WRITTEN TASK
Look for the string "URUBU" and copy every line that has it.

GIVEN RECORDS
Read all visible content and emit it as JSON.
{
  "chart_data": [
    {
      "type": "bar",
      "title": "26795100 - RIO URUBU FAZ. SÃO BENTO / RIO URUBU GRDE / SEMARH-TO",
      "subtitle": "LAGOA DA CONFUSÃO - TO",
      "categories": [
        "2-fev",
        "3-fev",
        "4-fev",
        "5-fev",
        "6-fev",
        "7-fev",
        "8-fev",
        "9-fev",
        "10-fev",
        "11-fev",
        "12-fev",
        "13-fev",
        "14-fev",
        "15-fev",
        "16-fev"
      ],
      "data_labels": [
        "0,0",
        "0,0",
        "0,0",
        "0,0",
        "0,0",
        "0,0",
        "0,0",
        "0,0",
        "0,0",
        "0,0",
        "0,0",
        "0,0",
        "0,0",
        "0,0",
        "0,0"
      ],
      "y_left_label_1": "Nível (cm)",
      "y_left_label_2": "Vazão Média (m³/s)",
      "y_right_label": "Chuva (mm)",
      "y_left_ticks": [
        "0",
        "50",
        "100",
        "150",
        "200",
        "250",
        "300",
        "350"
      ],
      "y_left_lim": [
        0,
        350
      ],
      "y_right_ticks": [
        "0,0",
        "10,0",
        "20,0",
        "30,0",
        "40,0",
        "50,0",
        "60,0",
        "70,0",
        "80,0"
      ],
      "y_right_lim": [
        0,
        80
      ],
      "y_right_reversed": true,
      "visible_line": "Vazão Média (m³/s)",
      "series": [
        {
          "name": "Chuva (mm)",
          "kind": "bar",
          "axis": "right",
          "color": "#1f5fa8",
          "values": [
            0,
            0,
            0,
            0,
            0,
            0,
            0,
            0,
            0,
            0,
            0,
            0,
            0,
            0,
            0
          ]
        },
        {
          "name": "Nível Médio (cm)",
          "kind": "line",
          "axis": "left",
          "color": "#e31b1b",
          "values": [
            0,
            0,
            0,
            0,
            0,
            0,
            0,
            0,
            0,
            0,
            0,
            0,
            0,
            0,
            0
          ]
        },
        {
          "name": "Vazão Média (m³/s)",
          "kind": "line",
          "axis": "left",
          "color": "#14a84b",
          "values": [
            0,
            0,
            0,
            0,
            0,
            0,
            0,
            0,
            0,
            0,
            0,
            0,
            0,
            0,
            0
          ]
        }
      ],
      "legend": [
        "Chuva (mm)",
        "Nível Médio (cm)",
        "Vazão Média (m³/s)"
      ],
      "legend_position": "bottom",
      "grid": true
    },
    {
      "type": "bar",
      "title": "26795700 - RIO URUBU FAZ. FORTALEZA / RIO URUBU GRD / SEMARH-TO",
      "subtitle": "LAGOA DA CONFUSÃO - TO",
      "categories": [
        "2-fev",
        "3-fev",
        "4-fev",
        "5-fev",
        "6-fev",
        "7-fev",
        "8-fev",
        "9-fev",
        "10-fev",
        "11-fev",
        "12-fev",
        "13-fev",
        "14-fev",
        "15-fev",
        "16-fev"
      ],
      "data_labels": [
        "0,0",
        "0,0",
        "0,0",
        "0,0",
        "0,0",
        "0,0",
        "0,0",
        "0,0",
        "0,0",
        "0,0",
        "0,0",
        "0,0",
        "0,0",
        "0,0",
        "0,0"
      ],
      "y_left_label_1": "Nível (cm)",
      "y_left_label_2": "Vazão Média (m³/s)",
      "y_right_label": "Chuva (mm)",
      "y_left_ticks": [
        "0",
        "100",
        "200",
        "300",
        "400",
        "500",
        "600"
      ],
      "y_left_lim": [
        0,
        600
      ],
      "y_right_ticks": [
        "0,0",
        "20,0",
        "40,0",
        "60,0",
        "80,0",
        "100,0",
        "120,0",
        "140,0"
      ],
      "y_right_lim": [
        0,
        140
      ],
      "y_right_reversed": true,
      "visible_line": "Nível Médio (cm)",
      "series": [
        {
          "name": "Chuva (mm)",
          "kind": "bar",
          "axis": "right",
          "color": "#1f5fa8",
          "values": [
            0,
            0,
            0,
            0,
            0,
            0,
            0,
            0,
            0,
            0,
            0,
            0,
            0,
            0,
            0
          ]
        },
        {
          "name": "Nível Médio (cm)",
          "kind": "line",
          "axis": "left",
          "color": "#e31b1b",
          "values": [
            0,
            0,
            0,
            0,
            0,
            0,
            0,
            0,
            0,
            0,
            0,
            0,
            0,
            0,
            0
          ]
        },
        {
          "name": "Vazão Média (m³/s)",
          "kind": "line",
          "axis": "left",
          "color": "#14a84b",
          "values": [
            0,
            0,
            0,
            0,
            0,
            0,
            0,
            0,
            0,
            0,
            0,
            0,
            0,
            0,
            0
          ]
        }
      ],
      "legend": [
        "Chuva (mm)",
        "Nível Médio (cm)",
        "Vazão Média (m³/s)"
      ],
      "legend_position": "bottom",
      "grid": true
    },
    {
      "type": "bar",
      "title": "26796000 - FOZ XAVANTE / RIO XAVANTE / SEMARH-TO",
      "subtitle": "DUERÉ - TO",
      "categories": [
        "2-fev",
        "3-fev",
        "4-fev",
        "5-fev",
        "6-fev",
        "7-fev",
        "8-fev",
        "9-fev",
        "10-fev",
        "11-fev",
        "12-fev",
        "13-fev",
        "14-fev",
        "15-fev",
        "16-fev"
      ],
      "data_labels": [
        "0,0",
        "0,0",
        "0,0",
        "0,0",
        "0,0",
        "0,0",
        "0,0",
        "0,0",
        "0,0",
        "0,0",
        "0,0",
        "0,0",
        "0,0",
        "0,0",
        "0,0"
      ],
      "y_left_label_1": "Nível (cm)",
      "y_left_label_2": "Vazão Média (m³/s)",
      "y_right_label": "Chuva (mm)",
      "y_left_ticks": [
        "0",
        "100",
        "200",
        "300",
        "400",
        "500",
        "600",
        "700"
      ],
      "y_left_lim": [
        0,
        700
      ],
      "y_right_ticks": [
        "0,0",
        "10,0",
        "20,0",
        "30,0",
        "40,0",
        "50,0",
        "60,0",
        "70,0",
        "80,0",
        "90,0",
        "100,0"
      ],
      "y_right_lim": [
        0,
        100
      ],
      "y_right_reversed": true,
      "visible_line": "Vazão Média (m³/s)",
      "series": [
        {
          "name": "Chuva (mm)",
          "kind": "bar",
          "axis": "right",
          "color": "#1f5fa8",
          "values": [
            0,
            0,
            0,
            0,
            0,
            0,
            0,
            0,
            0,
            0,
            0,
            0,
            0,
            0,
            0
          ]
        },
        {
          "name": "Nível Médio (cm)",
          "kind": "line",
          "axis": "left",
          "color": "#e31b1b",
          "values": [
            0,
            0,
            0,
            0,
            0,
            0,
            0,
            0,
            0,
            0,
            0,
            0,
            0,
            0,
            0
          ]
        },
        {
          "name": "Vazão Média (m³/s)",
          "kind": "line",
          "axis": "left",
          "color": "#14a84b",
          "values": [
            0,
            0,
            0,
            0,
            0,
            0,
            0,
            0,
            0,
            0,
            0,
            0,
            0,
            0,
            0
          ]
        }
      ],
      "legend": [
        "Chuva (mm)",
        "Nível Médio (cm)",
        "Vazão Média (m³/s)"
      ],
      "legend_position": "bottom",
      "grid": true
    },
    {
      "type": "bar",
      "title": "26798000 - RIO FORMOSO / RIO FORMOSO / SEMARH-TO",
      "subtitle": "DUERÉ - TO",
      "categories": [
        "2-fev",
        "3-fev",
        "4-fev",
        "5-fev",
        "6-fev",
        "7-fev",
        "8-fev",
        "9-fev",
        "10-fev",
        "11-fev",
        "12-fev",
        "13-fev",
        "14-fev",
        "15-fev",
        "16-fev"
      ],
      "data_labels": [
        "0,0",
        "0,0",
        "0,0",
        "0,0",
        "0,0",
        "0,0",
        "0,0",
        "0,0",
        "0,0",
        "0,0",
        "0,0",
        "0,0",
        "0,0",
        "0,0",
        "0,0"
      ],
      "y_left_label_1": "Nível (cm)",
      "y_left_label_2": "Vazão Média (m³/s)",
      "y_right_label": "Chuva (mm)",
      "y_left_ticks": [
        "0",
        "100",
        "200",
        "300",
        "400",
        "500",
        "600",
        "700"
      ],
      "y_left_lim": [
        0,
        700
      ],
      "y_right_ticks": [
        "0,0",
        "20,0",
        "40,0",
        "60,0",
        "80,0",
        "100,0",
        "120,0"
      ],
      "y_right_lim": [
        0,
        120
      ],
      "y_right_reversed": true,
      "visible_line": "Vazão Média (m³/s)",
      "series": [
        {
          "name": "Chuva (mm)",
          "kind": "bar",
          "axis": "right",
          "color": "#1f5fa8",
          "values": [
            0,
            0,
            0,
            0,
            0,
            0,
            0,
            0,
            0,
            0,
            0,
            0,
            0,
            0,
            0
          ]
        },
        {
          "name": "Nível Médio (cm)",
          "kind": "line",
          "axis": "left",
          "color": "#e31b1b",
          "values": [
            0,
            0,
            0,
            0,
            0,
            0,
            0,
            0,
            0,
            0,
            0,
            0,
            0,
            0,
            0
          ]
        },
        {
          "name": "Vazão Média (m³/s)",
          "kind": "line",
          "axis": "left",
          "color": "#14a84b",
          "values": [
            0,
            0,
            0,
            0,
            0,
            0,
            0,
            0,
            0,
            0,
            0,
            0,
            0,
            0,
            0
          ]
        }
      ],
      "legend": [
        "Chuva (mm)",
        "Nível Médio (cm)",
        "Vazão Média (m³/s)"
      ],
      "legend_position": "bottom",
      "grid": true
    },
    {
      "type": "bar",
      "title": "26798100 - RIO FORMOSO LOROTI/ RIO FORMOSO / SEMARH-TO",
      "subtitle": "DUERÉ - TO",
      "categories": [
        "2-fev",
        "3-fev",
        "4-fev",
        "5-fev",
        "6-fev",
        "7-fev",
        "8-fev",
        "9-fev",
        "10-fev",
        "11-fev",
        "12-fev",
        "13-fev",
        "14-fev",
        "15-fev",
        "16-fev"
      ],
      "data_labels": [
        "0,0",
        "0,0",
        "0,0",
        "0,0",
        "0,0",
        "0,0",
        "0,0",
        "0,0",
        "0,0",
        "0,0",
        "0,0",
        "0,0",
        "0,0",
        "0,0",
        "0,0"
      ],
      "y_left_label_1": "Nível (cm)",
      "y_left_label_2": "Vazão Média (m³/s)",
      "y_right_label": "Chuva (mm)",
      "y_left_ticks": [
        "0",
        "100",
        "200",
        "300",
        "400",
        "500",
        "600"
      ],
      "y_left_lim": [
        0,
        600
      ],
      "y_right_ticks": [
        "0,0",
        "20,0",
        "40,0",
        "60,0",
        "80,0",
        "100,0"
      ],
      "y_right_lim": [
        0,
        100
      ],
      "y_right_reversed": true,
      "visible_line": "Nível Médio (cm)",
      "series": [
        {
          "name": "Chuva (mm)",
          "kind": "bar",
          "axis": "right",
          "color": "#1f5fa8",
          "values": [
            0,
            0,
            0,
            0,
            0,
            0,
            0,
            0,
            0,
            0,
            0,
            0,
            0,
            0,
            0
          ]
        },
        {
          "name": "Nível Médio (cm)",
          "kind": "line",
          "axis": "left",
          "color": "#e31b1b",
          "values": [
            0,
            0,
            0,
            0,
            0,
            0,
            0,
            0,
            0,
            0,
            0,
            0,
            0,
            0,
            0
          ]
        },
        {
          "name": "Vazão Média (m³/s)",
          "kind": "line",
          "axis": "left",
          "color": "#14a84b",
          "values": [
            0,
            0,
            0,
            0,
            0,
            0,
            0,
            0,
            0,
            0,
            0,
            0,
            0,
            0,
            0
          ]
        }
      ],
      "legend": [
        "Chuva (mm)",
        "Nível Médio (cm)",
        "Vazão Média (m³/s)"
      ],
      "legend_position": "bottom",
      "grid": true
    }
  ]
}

RESULT
      "title": "26795100 - RIO URUBU FAZ. SÃO BENTO / RIO URUBU GRDE / SEMARH-TO",
      "title": "26795700 - RIO URUBU FAZ. FORTALEZA / RIO URUBU GRD / SEMARH-TO",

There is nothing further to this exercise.